● WHAT IS NEEDED:
Check each line of the material. Copy those containing "Strength".

======== DATA IN THIS EXERCISE

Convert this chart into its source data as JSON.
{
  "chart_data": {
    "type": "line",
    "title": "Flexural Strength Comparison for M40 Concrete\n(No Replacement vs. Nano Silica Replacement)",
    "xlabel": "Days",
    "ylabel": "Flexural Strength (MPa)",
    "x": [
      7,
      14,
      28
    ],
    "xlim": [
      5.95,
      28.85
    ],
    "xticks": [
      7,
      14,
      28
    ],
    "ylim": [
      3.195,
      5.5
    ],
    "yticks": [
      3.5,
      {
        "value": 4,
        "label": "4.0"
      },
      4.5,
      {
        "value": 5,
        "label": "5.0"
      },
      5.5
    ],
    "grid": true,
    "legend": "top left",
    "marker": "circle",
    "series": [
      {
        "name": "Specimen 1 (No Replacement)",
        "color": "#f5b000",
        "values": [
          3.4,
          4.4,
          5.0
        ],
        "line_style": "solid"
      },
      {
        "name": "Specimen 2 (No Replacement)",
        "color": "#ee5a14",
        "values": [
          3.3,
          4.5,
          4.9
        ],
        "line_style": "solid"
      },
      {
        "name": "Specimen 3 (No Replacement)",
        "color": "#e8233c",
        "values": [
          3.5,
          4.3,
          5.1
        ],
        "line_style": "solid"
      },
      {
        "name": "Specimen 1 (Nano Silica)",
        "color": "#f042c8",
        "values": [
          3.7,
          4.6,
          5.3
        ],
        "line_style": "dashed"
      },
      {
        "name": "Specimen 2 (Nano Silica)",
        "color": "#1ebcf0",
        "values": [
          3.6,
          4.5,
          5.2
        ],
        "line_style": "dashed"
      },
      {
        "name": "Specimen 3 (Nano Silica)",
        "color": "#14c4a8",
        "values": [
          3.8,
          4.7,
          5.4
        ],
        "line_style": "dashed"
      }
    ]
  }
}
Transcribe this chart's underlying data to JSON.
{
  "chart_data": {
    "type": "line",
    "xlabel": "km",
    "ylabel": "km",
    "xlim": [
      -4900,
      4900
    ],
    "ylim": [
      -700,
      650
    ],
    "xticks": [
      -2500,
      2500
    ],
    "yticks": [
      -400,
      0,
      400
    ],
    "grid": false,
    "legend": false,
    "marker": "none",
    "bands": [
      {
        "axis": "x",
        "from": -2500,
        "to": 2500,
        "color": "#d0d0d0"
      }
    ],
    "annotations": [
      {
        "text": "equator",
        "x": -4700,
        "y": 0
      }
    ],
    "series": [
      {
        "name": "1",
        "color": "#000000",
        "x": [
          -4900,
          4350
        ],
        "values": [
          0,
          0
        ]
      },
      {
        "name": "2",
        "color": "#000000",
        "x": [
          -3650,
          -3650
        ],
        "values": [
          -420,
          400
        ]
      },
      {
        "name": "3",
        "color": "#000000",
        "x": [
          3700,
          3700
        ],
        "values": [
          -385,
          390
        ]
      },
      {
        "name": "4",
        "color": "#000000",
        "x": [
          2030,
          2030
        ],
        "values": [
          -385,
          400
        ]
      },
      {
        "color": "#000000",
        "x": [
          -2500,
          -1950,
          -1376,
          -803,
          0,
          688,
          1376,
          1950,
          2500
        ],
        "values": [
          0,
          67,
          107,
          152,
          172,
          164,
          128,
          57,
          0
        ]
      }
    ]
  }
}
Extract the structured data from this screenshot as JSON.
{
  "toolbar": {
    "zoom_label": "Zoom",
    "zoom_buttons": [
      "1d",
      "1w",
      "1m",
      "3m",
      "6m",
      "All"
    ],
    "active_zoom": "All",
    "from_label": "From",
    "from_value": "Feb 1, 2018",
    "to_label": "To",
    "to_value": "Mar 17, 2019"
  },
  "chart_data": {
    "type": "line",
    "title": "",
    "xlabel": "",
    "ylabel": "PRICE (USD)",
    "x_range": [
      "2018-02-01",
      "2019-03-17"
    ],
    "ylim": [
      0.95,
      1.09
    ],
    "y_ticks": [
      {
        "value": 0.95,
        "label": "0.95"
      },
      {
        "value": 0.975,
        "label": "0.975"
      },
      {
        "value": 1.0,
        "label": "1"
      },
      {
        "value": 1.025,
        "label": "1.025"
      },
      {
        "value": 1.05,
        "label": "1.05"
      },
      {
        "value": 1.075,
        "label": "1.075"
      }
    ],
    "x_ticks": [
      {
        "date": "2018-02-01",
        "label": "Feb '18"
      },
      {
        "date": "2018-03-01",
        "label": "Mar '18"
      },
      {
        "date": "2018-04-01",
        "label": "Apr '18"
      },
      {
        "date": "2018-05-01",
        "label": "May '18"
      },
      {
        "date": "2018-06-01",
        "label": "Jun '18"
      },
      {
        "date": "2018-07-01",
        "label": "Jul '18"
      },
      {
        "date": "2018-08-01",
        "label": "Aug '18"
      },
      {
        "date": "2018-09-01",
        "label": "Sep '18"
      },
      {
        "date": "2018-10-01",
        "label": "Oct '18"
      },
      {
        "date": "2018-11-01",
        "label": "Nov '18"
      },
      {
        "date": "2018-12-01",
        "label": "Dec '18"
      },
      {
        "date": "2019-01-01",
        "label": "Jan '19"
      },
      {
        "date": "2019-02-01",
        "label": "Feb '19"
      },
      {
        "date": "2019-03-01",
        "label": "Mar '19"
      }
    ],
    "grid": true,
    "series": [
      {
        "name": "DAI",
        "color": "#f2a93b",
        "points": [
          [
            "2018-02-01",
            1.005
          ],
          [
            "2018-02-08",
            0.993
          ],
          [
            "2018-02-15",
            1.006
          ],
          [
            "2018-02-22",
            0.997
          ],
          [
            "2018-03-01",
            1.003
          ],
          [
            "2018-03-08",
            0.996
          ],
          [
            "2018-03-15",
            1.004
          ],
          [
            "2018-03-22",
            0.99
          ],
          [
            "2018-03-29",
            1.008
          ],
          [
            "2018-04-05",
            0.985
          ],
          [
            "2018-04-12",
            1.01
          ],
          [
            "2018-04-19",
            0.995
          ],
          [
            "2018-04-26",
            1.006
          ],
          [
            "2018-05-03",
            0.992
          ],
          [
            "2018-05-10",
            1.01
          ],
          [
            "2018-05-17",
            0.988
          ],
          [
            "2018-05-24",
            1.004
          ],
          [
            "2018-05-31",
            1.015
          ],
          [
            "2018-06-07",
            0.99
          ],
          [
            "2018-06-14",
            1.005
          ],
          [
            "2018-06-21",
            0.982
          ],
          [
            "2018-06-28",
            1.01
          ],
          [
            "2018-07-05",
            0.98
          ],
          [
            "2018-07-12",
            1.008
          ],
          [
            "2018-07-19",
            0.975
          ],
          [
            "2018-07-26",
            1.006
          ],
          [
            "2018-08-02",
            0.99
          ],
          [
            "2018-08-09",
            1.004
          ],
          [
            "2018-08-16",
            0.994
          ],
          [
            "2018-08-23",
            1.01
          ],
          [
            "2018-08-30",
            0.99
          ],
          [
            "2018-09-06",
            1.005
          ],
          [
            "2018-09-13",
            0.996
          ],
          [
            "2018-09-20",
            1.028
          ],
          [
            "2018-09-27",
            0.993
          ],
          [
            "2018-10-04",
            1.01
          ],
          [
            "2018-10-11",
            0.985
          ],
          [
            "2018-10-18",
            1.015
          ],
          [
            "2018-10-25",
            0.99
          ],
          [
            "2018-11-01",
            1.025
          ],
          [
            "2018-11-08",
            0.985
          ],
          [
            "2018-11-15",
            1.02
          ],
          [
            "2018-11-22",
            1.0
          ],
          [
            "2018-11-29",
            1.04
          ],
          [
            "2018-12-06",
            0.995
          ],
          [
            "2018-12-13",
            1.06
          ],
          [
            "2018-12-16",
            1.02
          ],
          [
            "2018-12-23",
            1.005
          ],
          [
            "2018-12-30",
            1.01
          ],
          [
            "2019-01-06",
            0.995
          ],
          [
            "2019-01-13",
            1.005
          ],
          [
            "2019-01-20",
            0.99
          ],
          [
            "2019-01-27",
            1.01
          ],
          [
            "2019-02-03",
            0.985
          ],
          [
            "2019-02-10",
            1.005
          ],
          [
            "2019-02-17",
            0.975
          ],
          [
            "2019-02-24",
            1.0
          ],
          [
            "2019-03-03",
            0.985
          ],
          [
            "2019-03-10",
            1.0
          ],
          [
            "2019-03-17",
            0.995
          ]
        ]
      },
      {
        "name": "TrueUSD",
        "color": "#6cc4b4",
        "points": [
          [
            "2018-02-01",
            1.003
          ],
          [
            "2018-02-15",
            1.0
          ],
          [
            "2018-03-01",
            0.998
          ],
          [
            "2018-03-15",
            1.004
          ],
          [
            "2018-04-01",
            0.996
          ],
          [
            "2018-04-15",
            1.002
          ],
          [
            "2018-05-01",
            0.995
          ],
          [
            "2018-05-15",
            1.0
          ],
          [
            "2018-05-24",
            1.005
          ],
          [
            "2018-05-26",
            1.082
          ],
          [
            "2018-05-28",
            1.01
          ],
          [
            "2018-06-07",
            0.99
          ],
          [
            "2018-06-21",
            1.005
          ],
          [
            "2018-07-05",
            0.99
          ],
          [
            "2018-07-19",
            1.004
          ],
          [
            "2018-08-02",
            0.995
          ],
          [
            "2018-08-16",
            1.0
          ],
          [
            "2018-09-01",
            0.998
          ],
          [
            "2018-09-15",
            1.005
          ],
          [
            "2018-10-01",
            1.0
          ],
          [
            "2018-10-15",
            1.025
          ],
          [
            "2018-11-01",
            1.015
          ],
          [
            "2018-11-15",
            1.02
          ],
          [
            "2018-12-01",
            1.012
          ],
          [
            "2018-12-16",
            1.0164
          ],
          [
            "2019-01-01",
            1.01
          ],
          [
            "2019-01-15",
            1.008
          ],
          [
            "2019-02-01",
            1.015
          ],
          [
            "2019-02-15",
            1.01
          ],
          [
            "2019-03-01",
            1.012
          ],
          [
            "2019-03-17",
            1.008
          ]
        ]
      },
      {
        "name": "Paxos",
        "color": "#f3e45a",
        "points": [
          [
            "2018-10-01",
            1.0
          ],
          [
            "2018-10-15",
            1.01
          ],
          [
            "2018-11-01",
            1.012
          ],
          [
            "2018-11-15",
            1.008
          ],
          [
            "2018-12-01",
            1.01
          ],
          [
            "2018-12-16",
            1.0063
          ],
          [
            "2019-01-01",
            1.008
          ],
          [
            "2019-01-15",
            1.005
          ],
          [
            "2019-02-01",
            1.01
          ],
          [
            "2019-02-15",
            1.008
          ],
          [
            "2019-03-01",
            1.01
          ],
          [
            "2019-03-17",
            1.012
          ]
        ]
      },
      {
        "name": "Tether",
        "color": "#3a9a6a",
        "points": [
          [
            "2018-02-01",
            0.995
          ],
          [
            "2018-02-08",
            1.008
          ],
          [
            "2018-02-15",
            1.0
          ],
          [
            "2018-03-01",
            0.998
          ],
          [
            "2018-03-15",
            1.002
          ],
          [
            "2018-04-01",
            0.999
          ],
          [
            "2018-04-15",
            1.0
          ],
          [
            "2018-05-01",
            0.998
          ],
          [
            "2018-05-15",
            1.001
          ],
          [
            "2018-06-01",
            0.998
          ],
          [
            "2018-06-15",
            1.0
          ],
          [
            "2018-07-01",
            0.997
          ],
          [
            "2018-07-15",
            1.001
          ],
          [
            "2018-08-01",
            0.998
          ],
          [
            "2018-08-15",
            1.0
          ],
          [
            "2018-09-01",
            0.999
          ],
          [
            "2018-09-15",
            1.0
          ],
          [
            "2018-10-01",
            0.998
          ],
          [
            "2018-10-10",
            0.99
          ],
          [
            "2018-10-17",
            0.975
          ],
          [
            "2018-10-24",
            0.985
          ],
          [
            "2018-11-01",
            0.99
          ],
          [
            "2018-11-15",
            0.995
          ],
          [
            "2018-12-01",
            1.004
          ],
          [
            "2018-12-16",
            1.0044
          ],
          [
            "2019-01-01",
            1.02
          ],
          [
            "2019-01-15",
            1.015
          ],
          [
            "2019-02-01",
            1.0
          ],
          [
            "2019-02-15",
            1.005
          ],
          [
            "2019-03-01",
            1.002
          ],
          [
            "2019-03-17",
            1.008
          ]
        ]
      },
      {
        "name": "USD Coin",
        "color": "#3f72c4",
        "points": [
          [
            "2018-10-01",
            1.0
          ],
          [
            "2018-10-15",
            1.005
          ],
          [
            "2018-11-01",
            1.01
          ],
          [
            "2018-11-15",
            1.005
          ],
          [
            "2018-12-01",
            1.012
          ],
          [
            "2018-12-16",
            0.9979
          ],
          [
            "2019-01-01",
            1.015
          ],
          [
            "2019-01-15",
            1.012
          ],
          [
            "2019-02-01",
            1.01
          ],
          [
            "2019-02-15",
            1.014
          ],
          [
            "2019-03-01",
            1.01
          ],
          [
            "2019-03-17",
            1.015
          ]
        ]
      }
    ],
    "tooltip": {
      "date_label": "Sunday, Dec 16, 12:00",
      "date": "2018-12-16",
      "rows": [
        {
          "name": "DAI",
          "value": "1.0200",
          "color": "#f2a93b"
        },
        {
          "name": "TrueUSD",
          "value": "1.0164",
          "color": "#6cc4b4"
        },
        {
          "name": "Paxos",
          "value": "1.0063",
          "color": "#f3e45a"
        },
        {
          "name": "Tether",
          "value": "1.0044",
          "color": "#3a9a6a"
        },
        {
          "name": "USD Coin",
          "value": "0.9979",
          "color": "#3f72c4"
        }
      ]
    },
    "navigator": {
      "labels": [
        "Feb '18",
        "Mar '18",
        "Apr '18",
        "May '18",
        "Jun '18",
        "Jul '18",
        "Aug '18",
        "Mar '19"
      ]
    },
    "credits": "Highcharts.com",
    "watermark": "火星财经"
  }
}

================

● SOLUTION TO THE PROBLEM:
    "title": "Flexural Strength Comparison for M40 Concrete\n(No Replacement vs. Nano Silica Replacement)",
    "ylabel": "Flexural Strength (MPa)",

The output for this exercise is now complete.